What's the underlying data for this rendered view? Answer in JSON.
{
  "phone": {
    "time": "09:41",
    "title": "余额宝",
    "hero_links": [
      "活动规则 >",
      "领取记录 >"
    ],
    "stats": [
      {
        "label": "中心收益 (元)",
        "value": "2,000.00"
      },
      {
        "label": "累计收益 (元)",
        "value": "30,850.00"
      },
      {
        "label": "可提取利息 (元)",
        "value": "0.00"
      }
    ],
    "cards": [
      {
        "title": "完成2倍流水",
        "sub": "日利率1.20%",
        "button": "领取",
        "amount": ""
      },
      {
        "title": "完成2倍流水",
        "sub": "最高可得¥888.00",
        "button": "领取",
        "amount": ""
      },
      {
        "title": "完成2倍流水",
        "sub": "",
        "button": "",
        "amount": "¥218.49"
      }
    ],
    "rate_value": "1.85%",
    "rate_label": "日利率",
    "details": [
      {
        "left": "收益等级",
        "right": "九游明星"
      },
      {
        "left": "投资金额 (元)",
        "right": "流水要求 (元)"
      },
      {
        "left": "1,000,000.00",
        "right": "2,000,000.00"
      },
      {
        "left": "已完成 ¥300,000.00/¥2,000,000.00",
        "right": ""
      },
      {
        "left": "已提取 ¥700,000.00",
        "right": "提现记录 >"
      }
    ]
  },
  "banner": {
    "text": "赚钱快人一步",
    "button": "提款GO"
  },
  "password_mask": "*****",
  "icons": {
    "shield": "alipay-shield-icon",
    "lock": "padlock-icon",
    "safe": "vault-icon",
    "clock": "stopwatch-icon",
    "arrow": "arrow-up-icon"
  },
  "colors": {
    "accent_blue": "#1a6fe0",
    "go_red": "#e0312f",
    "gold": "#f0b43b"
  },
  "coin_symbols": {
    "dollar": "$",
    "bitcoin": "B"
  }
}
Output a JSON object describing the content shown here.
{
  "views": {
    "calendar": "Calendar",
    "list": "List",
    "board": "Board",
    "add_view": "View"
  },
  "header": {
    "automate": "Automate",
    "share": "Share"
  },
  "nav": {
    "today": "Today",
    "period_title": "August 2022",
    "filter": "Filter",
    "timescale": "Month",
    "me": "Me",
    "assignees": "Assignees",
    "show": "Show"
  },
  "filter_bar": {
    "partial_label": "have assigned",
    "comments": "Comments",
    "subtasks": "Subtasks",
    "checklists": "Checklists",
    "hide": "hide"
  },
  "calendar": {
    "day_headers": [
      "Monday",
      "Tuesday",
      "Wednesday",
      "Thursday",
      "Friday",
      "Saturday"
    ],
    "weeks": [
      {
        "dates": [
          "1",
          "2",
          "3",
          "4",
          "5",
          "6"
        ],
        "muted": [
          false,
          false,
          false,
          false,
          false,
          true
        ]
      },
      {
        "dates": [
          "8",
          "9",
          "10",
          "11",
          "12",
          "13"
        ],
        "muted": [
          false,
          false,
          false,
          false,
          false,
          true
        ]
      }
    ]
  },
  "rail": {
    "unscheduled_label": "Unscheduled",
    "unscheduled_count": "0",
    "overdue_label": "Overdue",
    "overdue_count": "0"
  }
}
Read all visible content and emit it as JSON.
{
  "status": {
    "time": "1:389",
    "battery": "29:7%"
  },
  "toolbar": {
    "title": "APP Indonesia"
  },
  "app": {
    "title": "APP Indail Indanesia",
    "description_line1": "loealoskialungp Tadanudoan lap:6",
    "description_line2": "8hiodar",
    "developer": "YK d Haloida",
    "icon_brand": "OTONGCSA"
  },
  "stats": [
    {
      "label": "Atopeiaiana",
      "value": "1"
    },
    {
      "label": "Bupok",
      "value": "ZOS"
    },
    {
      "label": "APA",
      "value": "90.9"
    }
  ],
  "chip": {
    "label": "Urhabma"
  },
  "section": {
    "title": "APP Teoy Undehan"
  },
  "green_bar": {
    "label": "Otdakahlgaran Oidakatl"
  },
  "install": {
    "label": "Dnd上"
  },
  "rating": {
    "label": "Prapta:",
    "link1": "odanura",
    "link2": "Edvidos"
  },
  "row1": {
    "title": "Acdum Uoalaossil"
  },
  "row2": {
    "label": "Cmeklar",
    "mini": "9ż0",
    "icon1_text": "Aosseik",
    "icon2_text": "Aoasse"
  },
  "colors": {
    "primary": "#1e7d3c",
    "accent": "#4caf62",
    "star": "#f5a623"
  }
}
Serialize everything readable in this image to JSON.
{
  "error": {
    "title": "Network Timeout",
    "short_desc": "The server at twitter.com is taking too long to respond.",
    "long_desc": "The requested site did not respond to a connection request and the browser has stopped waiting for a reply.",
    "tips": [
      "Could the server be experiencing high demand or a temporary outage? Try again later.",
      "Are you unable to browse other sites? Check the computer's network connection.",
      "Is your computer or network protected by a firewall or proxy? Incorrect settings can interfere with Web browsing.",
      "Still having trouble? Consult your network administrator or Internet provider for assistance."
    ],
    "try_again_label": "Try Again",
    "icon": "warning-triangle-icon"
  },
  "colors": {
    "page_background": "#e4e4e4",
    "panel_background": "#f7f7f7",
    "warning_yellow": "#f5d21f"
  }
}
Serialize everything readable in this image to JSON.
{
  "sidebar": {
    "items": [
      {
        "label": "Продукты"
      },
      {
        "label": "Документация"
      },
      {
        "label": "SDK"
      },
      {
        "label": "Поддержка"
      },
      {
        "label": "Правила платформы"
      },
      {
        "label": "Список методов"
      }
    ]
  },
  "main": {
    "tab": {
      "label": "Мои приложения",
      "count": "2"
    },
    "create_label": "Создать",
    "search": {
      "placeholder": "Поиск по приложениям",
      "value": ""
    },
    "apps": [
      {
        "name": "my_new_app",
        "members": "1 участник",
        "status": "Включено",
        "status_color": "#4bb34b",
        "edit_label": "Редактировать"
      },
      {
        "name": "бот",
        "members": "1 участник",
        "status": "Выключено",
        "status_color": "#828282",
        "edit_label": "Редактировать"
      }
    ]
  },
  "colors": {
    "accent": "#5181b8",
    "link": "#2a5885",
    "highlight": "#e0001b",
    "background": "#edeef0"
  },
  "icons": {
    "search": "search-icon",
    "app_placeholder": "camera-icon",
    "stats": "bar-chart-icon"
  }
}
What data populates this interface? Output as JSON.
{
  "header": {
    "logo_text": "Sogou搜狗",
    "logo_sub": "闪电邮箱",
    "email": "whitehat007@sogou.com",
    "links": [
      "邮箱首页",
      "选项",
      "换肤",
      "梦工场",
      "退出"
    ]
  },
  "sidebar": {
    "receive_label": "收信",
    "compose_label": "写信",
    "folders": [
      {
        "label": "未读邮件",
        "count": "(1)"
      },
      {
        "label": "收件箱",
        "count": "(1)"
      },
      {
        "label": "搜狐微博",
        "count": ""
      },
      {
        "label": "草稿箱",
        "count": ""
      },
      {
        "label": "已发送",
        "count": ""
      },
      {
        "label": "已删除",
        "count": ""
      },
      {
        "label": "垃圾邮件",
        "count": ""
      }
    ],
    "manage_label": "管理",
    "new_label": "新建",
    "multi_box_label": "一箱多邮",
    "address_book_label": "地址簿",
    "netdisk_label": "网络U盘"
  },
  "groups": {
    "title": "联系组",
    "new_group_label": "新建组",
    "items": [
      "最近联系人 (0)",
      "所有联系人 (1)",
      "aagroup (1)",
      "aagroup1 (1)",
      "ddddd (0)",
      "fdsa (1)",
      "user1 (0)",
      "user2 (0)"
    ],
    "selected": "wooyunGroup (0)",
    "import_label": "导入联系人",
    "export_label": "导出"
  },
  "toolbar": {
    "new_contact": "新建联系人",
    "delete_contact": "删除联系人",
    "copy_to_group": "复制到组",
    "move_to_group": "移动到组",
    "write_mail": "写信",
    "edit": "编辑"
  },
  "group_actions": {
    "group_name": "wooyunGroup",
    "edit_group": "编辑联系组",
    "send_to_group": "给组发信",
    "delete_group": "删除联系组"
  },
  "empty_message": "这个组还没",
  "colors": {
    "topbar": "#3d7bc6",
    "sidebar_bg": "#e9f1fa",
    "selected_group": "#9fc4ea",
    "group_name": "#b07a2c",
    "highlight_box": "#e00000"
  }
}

____________________

**Challenge**:
Only a number is wanted: how many lines contain the word "connection"?

**Completed exercise**:
2